* **Exercise directions**: Do any lines in the data below contain "title"? If so, copy every one of them.

* **Provided entries**:
-- Start --
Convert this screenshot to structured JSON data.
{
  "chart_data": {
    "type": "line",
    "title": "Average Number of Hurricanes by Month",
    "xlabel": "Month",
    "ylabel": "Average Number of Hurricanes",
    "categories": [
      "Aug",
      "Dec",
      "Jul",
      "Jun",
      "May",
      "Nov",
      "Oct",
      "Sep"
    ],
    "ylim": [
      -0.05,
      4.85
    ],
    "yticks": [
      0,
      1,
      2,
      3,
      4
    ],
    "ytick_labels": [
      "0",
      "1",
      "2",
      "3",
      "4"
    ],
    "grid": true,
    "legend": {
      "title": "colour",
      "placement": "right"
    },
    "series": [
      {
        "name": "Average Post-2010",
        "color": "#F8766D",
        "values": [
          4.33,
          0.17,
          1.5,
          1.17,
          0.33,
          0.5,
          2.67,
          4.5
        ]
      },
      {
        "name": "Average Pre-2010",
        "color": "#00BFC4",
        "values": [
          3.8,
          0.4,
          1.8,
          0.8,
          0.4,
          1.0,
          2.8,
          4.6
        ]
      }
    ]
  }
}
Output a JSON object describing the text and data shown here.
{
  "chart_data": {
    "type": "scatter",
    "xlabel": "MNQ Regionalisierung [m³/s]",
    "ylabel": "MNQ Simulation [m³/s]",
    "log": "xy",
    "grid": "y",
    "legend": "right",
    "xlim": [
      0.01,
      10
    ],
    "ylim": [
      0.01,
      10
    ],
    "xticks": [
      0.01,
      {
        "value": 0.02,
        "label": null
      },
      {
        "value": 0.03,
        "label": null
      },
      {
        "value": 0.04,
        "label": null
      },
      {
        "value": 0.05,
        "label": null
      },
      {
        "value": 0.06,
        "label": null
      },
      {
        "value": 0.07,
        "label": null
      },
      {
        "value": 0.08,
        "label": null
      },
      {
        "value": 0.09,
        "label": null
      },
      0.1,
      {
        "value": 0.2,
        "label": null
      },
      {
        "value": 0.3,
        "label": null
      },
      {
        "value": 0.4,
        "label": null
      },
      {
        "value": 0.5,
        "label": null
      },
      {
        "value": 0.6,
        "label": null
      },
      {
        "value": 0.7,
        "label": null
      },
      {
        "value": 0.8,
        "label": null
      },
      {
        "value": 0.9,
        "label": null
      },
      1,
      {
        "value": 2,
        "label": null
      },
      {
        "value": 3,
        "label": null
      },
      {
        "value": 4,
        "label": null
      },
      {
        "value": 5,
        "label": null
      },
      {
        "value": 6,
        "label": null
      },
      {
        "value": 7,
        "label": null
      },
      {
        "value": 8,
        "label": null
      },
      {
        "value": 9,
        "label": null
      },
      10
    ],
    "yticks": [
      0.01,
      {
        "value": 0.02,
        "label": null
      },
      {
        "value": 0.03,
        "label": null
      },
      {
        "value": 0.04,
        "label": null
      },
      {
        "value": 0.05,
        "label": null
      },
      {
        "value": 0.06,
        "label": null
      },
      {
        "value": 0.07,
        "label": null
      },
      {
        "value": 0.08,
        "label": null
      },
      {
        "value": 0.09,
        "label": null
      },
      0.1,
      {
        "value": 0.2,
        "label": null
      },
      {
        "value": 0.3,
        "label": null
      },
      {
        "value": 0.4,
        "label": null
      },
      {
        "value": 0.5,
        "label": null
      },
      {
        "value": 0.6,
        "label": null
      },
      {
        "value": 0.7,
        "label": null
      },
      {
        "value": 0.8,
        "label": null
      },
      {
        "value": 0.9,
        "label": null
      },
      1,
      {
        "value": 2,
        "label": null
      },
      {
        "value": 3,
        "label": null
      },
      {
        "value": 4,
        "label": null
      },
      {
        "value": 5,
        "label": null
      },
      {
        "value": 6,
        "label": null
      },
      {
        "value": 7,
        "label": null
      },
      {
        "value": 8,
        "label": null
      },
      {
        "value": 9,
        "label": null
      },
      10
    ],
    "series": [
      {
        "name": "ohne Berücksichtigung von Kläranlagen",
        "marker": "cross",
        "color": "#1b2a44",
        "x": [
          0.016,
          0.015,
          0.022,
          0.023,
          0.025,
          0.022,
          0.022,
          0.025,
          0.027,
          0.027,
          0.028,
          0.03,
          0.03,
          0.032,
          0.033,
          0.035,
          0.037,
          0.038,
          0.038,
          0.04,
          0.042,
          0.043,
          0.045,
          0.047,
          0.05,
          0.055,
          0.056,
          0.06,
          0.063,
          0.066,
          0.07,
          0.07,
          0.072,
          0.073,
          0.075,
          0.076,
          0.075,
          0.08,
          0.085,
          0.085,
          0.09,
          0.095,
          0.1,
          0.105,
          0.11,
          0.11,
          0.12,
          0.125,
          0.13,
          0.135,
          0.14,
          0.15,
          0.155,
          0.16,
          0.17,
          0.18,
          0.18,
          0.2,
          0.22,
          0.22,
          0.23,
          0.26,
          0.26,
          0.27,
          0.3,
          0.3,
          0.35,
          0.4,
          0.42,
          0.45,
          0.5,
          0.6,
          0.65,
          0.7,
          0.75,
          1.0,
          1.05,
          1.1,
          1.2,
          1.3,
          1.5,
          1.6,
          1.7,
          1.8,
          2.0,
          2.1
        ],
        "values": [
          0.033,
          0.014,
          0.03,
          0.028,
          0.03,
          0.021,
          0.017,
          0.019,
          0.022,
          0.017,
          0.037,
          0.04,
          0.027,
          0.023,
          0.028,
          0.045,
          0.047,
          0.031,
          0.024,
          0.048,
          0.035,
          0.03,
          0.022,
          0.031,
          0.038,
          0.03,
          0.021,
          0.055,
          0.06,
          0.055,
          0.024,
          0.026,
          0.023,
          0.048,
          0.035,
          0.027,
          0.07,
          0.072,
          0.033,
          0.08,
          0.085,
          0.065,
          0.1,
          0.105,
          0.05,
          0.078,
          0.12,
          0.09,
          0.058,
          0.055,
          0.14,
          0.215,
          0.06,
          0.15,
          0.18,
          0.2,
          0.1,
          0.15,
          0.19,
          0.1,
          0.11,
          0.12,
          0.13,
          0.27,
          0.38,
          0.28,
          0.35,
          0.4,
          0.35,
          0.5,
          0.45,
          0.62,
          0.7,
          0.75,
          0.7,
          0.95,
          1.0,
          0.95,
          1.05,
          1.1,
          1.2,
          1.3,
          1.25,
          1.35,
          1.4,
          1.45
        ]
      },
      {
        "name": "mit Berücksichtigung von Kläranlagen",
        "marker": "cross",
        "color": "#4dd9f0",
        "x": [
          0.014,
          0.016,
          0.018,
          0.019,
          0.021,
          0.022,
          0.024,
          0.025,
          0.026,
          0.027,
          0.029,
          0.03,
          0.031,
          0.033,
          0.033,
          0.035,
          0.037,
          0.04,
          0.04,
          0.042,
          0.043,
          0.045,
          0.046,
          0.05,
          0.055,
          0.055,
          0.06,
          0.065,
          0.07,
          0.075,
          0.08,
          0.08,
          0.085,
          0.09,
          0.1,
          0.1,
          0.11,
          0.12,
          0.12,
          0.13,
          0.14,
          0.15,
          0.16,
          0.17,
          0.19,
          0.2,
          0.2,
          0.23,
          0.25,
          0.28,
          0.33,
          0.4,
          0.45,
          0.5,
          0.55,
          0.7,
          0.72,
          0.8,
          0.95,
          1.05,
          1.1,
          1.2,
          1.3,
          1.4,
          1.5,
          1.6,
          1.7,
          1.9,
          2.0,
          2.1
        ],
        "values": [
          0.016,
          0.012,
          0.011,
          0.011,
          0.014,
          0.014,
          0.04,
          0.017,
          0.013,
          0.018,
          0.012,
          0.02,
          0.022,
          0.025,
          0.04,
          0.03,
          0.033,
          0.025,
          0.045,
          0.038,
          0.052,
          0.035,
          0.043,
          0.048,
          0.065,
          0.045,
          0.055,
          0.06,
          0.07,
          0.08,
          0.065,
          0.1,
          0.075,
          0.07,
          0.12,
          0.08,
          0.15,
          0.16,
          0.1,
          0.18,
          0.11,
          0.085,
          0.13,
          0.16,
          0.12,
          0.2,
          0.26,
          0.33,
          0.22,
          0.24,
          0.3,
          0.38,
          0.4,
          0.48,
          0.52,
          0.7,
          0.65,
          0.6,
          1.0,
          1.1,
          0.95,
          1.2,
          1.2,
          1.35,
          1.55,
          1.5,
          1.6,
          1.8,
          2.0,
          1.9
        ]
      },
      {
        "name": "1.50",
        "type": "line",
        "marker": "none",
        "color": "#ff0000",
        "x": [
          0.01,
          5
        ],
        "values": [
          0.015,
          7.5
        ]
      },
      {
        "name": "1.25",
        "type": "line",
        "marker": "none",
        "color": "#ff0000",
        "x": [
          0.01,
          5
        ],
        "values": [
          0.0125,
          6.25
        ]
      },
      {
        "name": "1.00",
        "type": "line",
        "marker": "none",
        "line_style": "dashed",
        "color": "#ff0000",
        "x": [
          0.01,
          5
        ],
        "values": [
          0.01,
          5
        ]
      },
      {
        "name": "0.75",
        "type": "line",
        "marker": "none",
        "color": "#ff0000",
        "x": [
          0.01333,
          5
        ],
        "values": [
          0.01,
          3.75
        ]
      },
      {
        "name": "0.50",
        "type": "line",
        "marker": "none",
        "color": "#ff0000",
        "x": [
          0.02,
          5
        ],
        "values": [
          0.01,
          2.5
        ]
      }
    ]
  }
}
-- End --
* **Answer to this exercise**:
    "title": "Average Number of Hurricanes by Month",
      "title": "colour",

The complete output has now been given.